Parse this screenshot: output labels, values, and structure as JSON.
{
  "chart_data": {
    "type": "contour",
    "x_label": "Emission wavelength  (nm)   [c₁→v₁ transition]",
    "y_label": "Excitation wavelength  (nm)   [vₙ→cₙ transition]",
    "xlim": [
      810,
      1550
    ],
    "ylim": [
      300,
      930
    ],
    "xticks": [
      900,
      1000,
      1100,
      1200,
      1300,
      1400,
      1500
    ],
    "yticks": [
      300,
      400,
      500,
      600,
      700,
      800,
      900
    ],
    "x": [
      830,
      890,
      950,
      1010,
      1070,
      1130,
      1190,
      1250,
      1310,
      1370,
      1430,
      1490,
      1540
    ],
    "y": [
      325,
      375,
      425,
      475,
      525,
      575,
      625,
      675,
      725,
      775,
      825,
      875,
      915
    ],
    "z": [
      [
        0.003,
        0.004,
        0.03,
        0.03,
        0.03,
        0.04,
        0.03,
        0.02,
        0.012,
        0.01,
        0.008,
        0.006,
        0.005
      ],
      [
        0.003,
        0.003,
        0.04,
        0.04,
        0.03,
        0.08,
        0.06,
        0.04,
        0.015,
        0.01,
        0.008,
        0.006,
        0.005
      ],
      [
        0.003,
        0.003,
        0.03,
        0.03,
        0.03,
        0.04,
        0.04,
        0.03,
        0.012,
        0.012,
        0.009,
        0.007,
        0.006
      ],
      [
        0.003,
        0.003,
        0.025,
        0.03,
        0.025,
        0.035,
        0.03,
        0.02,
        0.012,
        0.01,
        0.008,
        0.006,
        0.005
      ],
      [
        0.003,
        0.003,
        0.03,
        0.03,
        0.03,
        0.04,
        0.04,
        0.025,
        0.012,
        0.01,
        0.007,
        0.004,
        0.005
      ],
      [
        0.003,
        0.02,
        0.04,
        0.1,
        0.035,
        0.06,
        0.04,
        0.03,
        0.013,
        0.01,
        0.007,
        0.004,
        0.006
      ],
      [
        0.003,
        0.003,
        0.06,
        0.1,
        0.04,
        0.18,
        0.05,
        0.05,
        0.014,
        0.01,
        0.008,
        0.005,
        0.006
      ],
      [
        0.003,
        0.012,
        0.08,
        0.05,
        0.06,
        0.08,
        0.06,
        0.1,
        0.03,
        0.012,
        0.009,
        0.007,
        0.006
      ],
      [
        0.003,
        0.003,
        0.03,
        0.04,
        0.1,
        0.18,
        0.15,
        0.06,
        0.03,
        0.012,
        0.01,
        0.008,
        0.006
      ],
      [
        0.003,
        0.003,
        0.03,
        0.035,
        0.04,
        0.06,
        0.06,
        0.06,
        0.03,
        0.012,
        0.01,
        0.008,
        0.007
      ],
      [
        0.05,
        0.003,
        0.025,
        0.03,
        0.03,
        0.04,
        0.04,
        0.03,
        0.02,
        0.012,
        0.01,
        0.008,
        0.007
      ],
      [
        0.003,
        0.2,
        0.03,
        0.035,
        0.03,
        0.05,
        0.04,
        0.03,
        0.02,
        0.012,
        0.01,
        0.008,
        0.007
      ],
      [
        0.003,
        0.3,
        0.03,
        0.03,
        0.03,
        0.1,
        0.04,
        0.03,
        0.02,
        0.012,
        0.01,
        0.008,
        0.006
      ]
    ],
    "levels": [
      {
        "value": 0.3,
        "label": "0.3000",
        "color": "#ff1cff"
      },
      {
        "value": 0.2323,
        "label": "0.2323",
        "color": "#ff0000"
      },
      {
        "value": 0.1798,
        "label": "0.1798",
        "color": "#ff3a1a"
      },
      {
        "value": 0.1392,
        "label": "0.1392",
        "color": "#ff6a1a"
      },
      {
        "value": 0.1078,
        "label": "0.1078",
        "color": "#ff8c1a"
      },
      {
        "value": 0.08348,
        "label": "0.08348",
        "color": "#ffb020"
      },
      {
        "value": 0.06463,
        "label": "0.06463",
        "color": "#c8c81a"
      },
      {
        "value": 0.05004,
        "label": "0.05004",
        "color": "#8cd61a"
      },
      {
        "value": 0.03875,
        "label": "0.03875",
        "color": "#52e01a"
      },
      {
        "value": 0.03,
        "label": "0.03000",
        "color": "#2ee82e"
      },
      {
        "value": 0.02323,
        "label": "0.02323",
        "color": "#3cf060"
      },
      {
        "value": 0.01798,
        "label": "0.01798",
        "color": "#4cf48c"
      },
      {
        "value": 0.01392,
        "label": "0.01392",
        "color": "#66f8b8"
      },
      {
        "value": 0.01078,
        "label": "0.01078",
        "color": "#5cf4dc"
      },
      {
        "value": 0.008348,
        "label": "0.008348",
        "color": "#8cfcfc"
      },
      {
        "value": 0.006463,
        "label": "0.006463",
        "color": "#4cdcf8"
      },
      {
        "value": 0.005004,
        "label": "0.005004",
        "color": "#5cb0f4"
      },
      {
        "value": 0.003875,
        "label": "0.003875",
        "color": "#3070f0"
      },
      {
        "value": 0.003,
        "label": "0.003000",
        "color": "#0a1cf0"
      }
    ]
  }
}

============================================================

WHAT TO WORK ON:
Copy out the material above in its entirety. Every detail must match.

TASK OUTPUT:
Parse this screenshot: output labels, values, and structure as JSON.
{
  "chart_data": {
    "type": "contour",
    "x_label": "Emission wavelength  (nm)   [c₁→v₁ transition]",
    "y_label": "Excitation wavelength  (nm)   [vₙ→cₙ transition]",
    "xlim": [
      810,
      1550
    ],
    "ylim": [
      300,
      930
    ],
    "xticks": [
      900,
      1000,
      1100,
      1200,
      1300,
      1400,
      1500
    ],
    "yticks": [
      300,
      400,
      500,
      600,
      700,
      800,
      900
    ],
    "x": [
      830,
      890,
      950,
      1010,
      1070,
      1130,
      1190,
      1250,
      1310,
      1370,
      1430,
      1490,
      1540
    ],
    "y": [
      325,
      375,
      425,
      475,
      525,
      575,
      625,
      675,
      725,
      775,
      825,
      875,
      915
    ],
    "z": [
      [
        0.003,
        0.004,
        0.03,
        0.03,
        0.03,
        0.04,
        0.03,
        0.02,
        0.012,
        0.01,
        0.008,
        0.006,
        0.005
      ],
      [
        0.003,
        0.003,
        0.04,
        0.04,
        0.03,
        0.08,
        0.06,
        0.04,
        0.015,
        0.01,
        0.008,
        0.006,
        0.005
      ],
      [
        0.003,
        0.003,
        0.03,
        0.03,
        0.03,
        0.04,
        0.04,
        0.03,
        0.012,
        0.012,
        0.009,
        0.007,
        0.006
      ],
      [
        0.003,
        0.003,
        0.025,
        0.03,
        0.025,
        0.035,
        0.03,
        0.02,
        0.012,
        0.01,
        0.008,
        0.006,
        0.005
      ],
      [
        0.003,
        0.003,
        0.03,
        0.03,
        0.03,
        0.04,
        0.04,
        0.025,
        0.012,
        0.01,
        0.007,
        0.004,
        0.005
      ],
      [
        0.003,
        0.02,
        0.04,
        0.1,
        0.035,
        0.06,
        0.04,
        0.03,
        0.013,
        0.01,
        0.007,
        0.004,
        0.006
      ],
      [
        0.003,
        0.003,
        0.06,
        0.1,
        0.04,
        0.18,
        0.05,
        0.05,
        0.014,
        0.01,
        0.008,
        0.005,
        0.006
      ],
      [
        0.003,
        0.012,
        0.08,
        0.05,
        0.06,
        0.08,
        0.06,
        0.1,
        0.03,
        0.012,
        0.009,
        0.007,
        0.006
      ],
      [
        0.003,
        0.003,
        0.03,
        0.04,
        0.1,
        0.18,
        0.15,
        0.06,
        0.03,
        0.012,
        0.01,
        0.008,
        0.006
      ],
      [
        0.003,
        0.003,
        0.03,
        0.035,
        0.04,
        0.06,
        0.06,
        0.06,
        0.03,
        0.012,
        0.01,
        0.008,
        0.007
      ],
      [
        0.05,
        0.003,
        0.025,
        0.03,
        0.03,
        0.04,
        0.04,
        0.03,
        0.02,
        0.012,
        0.01,
        0.008,
        0.007
      ],
      [
        0.003,
        0.2,
        0.03,
        0.035,
        0.03,
        0.05,
        0.04,
        0.03,
        0.02,
        0.012,
        0.01,
        0.008,
        0.007
      ],
      [
        0.003,
        0.3,
        0.03,
        0.03,
        0.03,
        0.1,
        0.04,
        0.03,
        0.02,
        0.012,
        0.01,
        0.008,
        0.006
      ]
    ],
    "levels": [
      {
        "value": 0.3,
        "label": "0.3000",
        "color": "#ff1cff"
      },
      {
        "value": 0.2323,
        "label": "0.2323",
        "color": "#ff0000"
      },
      {
        "value": 0.1798,
        "label": "0.1798",
        "color": "#ff3a1a"
      },
      {
        "value": 0.1392,
        "label": "0.1392",
        "color": "#ff6a1a"
      },
      {
        "value": 0.1078,
        "label": "0.1078",
        "color": "#ff8c1a"
      },
      {
        "value": 0.08348,
        "label": "0.08348",
        "color": "#ffb020"
      },
      {
        "value": 0.06463,
        "label": "0.06463",
        "color": "#c8c81a"
      },
      {
        "value": 0.05004,
        "label": "0.05004",
        "color": "#8cd61a"
      },
      {
        "value": 0.03875,
        "label": "0.03875",
        "color": "#52e01a"
      },
      {
        "value": 0.03,
        "label": "0.03000",
        "color": "#2ee82e"
      },
      {
        "value": 0.02323,
        "label": "0.02323",
        "color": "#3cf060"
      },
      {
        "value": 0.01798,
        "label": "0.01798",
        "color": "#4cf48c"
      },
      {
        "value": 0.01392,
        "label": "0.01392",
        "color": "#66f8b8"
      },
      {
        "value": 0.01078,
        "label": "0.01078",
        "color": "#5cf4dc"
      },
      {
        "value": 0.008348,
        "label": "0.008348",
        "color": "#8cfcfc"
      },
      {
        "value": 0.006463,
        "label": "0.006463",
        "color": "#4cdcf8"
      },
      {
        "value": 0.005004,
        "label": "0.005004",
        "color": "#5cb0f4"
      },
      {
        "value": 0.003875,
        "label": "0.003875",
        "color": "#3070f0"
      },
      {
        "value": 0.003,
        "label": "0.003000",
        "color": "#0a1cf0"
      }
    ]
  }
}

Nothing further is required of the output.